Collect each line of the entries that holds the string "bottom".

>> Start Source records

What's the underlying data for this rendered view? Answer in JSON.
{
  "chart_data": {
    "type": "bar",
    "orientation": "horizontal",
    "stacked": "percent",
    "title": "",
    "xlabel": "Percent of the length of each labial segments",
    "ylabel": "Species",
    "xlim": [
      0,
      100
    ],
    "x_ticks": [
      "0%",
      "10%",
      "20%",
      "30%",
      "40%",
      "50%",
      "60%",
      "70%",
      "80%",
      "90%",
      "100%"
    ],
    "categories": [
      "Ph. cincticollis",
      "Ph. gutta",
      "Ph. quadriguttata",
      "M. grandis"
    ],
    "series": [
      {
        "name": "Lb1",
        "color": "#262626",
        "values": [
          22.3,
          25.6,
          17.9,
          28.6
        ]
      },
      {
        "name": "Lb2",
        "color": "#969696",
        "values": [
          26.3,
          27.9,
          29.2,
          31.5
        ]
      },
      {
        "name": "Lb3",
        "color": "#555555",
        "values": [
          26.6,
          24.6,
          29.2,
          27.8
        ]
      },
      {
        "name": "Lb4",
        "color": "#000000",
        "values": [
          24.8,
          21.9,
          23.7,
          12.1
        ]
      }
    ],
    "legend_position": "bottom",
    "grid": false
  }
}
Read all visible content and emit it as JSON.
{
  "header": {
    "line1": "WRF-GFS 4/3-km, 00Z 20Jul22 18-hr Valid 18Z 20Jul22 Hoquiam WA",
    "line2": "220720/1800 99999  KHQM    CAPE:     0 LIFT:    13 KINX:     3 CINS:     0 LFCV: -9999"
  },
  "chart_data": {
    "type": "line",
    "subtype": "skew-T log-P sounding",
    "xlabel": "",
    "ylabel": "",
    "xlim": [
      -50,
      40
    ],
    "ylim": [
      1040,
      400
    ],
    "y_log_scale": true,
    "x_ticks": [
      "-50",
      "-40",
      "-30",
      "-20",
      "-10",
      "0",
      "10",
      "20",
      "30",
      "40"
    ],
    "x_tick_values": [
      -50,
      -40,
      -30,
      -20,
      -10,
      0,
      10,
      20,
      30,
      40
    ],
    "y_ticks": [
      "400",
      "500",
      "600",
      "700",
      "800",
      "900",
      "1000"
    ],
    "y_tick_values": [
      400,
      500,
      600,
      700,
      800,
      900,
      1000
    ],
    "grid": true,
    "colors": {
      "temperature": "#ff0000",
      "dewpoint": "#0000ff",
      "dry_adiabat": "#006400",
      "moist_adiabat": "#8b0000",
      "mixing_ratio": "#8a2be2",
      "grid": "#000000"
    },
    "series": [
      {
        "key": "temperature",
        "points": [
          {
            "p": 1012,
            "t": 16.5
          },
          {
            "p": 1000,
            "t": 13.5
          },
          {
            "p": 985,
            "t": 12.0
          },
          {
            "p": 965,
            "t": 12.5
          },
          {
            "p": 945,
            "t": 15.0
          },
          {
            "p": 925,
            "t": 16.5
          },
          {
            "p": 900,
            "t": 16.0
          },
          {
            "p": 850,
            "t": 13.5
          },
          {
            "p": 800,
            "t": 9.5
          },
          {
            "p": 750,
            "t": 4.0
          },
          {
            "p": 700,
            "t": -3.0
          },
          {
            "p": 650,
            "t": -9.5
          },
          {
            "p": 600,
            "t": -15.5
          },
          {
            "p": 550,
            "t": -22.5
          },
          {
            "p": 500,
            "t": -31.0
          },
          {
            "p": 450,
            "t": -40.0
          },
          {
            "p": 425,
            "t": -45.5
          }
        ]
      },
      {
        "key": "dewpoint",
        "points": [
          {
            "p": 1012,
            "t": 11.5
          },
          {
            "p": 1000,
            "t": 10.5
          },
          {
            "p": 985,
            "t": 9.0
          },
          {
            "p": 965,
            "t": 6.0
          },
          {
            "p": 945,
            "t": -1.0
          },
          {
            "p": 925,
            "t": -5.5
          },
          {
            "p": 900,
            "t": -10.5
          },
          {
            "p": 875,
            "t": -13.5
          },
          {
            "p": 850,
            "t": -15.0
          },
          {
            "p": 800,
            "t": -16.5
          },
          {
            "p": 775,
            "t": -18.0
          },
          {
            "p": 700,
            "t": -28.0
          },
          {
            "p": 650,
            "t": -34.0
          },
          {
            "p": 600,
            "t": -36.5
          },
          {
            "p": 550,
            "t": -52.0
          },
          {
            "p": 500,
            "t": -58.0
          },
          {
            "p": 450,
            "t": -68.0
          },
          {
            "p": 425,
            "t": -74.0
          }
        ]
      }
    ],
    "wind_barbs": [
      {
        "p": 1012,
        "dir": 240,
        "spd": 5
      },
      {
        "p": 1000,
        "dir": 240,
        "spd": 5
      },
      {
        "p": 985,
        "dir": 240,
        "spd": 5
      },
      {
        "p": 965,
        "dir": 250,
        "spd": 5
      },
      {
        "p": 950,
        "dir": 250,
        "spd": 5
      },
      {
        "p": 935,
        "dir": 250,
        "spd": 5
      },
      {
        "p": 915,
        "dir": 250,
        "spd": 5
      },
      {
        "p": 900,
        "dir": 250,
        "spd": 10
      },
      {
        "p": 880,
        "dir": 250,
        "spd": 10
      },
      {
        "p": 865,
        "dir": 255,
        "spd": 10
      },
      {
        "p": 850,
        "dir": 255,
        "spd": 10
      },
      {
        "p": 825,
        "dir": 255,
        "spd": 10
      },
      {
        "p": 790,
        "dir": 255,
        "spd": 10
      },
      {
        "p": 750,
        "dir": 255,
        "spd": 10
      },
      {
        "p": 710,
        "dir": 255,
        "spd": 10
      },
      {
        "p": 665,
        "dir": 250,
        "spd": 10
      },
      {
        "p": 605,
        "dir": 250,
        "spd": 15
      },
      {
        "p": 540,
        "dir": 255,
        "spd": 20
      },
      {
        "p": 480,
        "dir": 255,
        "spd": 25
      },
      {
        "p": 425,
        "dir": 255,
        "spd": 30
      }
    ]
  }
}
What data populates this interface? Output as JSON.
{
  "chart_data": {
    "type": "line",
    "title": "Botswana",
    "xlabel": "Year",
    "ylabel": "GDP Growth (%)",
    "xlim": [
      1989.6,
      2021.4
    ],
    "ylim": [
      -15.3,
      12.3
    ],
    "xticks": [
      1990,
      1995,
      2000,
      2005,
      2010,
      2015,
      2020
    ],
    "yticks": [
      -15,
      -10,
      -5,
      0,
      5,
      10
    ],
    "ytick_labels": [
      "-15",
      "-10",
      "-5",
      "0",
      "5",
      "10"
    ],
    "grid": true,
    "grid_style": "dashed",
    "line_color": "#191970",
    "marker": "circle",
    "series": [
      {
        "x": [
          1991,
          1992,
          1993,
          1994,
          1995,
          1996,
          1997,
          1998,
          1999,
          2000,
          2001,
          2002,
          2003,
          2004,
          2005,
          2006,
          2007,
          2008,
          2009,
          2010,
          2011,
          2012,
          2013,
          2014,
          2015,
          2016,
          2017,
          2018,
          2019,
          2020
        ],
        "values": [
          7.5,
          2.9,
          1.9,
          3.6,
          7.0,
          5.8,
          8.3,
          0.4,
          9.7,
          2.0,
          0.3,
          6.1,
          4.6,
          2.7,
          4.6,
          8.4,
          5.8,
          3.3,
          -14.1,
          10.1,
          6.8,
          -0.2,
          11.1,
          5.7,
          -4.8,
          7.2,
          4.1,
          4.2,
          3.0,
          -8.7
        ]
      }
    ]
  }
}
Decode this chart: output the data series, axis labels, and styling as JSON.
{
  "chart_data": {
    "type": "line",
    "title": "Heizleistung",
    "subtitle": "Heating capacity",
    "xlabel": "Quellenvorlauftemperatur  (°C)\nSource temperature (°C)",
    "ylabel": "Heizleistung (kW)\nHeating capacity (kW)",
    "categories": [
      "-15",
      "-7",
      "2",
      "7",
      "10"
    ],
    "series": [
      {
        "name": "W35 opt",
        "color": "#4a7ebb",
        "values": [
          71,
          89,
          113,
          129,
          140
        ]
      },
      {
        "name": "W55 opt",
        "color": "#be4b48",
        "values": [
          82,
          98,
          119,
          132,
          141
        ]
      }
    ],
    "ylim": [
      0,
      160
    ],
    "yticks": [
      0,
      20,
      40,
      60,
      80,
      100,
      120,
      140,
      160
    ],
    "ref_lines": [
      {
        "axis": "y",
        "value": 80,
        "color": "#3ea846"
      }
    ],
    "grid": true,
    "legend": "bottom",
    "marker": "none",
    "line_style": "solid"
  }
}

>> End Source records

Output for this task:
    "legend_position": "bottom",
    "legend": "bottom",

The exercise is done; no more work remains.